### Problem requirements:
Of all the lines in the material, how many include the word "transportation"? Give only the number.

'''

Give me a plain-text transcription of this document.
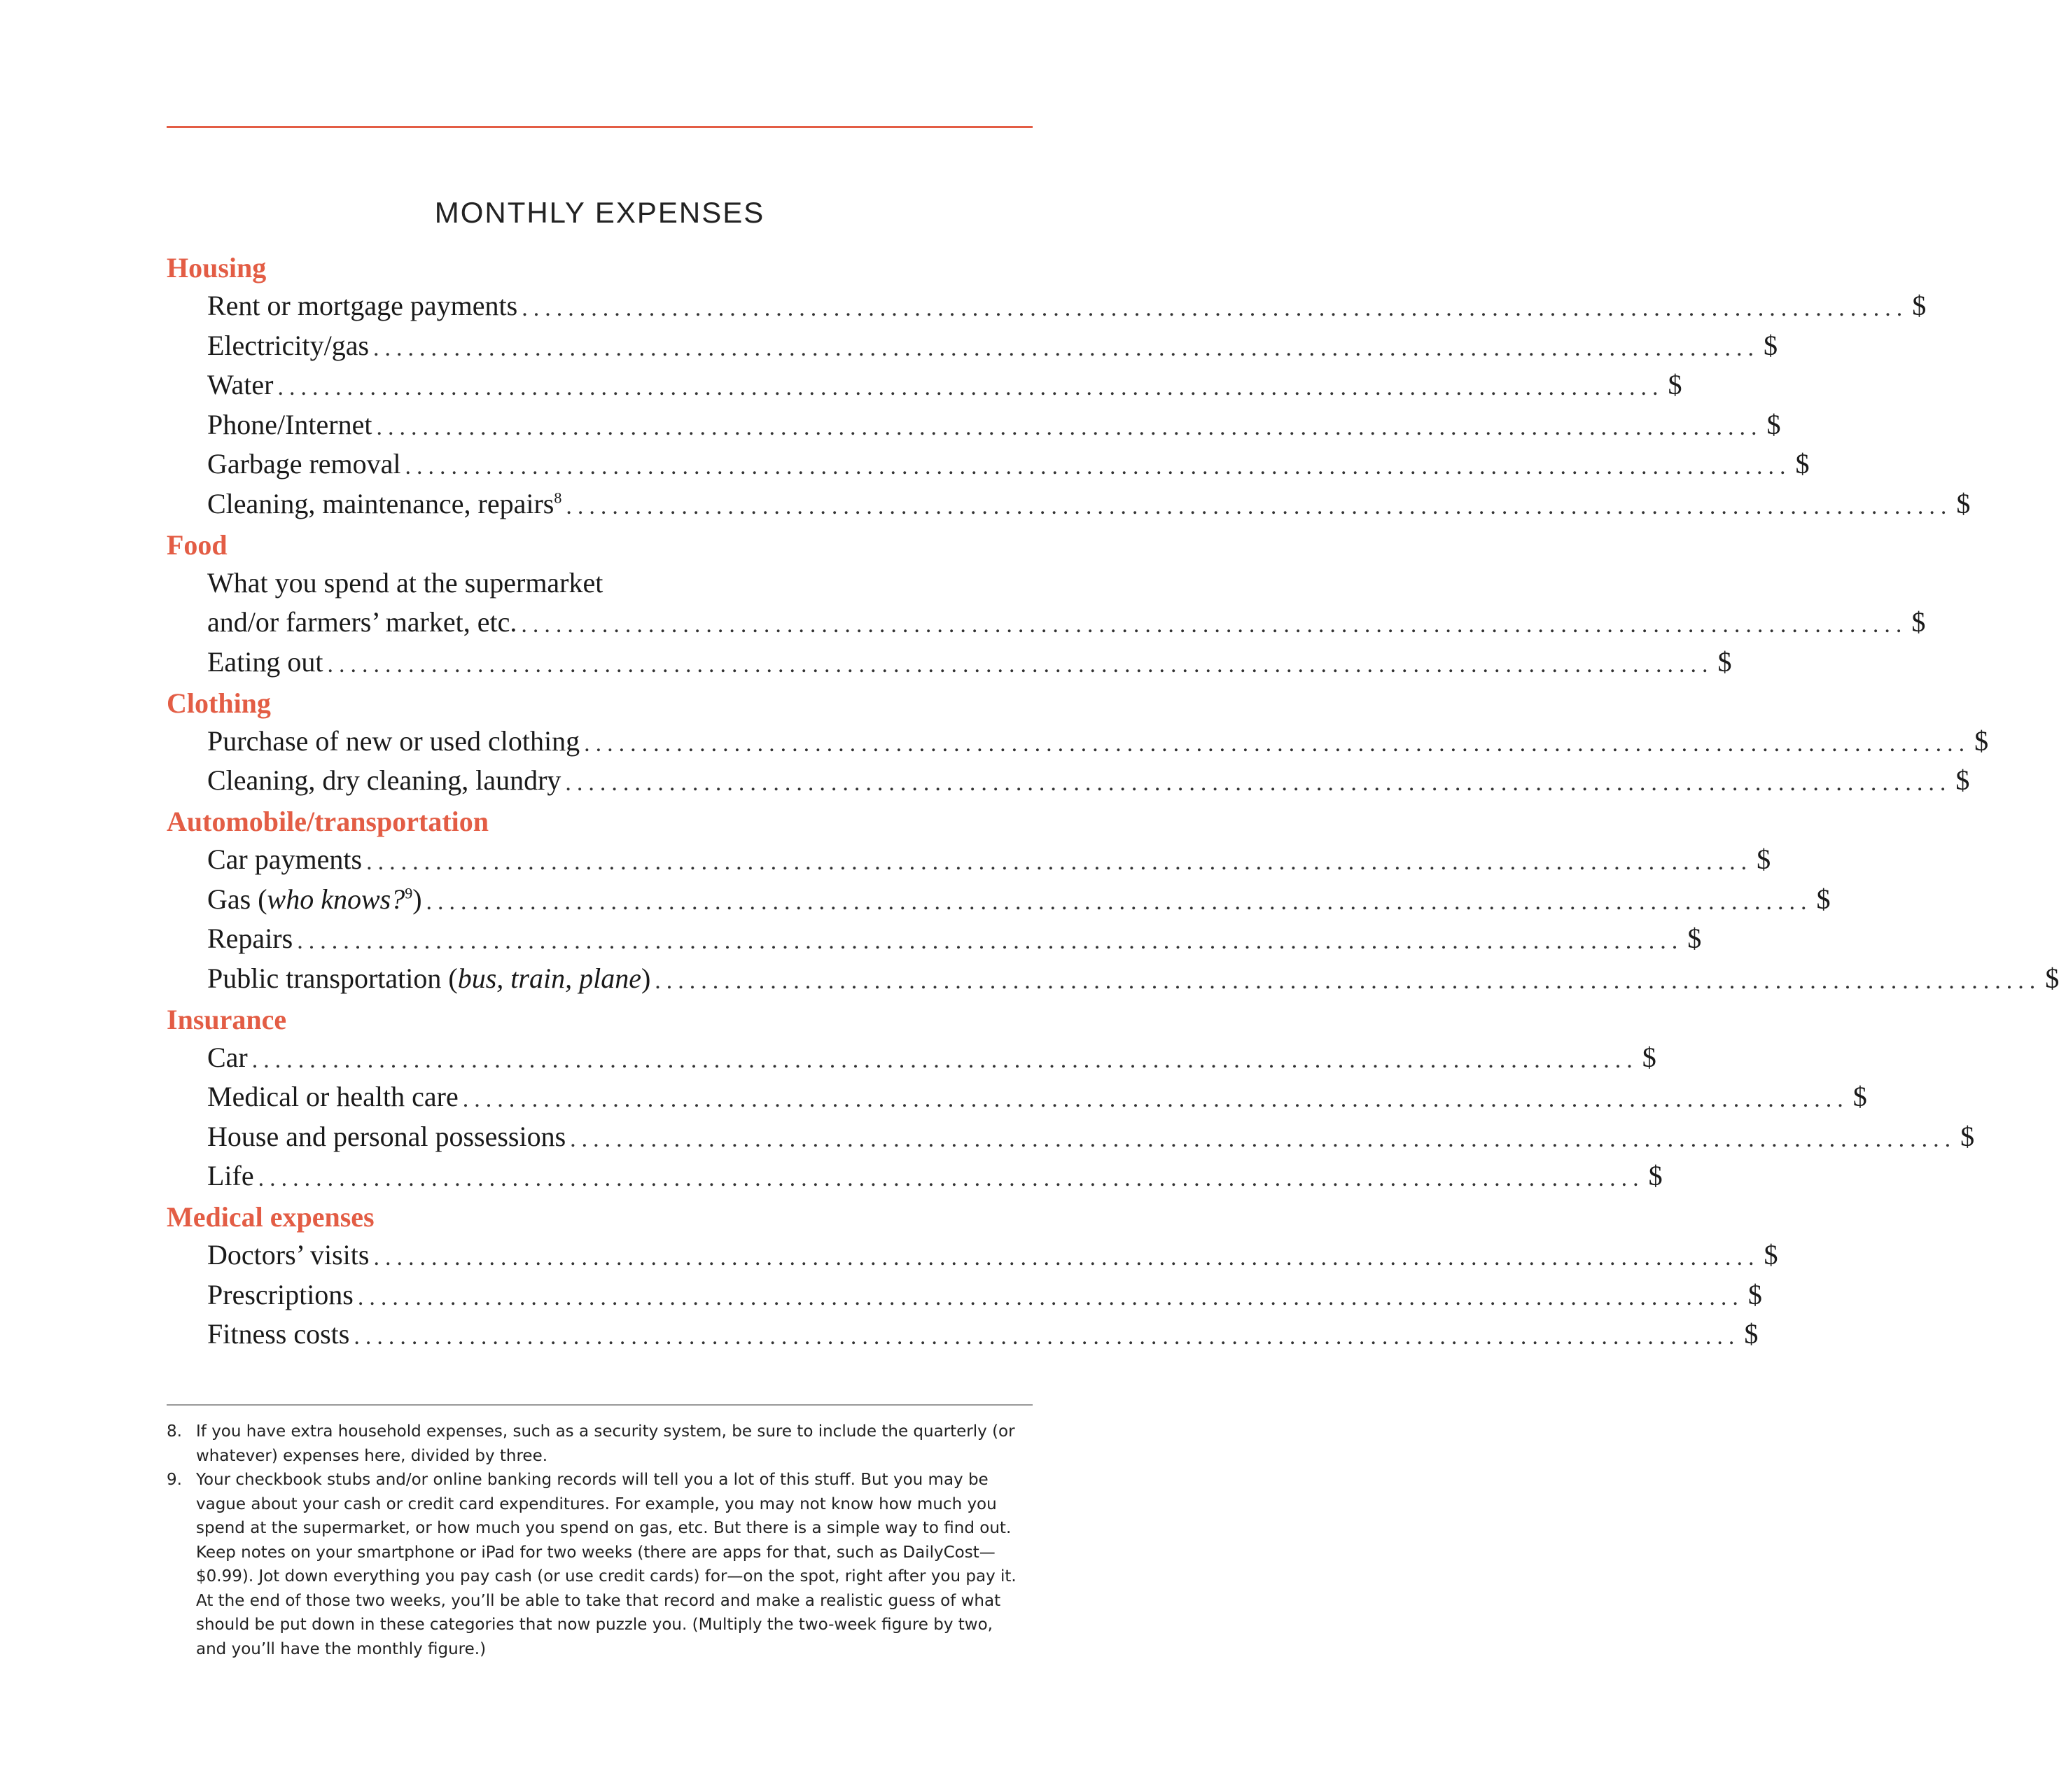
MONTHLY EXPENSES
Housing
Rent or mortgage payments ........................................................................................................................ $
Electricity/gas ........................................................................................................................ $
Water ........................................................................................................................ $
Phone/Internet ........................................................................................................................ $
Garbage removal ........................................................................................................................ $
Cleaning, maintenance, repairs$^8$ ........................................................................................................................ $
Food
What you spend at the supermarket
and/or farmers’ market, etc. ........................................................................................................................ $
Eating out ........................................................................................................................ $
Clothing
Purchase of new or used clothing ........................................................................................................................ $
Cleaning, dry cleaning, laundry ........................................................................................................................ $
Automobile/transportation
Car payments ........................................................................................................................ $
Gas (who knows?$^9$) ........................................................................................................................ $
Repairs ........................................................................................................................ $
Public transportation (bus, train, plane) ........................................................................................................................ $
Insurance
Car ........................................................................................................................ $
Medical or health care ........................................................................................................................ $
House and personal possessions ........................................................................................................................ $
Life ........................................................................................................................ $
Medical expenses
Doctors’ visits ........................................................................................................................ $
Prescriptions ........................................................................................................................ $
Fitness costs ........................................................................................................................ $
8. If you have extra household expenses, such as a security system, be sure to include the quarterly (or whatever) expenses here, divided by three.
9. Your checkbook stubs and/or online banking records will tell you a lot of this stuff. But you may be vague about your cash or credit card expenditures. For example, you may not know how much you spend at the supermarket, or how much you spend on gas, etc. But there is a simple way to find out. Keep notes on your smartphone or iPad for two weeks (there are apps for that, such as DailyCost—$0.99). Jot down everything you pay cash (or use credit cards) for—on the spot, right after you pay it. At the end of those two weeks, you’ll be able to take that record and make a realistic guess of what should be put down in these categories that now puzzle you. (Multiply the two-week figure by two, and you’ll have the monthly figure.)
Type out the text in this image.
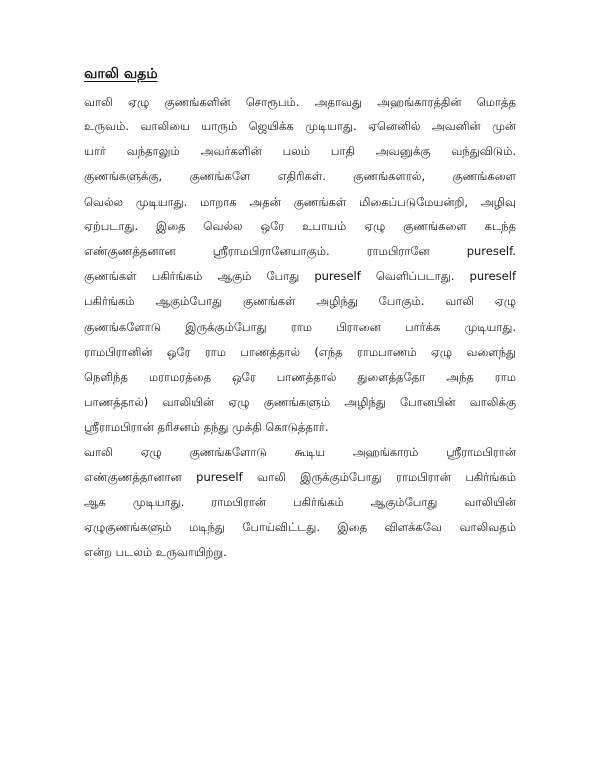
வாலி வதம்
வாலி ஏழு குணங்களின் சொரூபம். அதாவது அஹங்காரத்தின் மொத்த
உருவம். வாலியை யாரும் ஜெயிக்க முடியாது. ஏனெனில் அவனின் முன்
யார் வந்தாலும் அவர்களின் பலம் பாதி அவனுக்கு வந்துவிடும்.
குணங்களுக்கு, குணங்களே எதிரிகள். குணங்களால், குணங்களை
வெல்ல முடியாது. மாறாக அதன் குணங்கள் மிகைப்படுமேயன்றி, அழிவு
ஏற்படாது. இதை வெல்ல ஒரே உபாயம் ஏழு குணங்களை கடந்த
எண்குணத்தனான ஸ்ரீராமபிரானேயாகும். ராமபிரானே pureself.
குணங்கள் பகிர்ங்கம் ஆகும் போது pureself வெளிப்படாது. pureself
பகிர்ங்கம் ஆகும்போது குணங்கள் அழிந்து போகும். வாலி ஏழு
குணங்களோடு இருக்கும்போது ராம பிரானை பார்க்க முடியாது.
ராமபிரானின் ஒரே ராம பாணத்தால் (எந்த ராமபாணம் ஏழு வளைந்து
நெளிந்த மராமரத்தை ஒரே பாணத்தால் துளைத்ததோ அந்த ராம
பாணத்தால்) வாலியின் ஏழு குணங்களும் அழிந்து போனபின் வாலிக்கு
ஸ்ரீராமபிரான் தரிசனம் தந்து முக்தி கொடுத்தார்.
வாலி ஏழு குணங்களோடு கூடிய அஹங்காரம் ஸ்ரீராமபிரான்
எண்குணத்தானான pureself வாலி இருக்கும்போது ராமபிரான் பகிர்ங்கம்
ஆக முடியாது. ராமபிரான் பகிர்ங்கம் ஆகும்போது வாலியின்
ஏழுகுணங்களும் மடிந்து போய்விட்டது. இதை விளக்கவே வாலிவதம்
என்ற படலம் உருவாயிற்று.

'''

### Problem solution:
2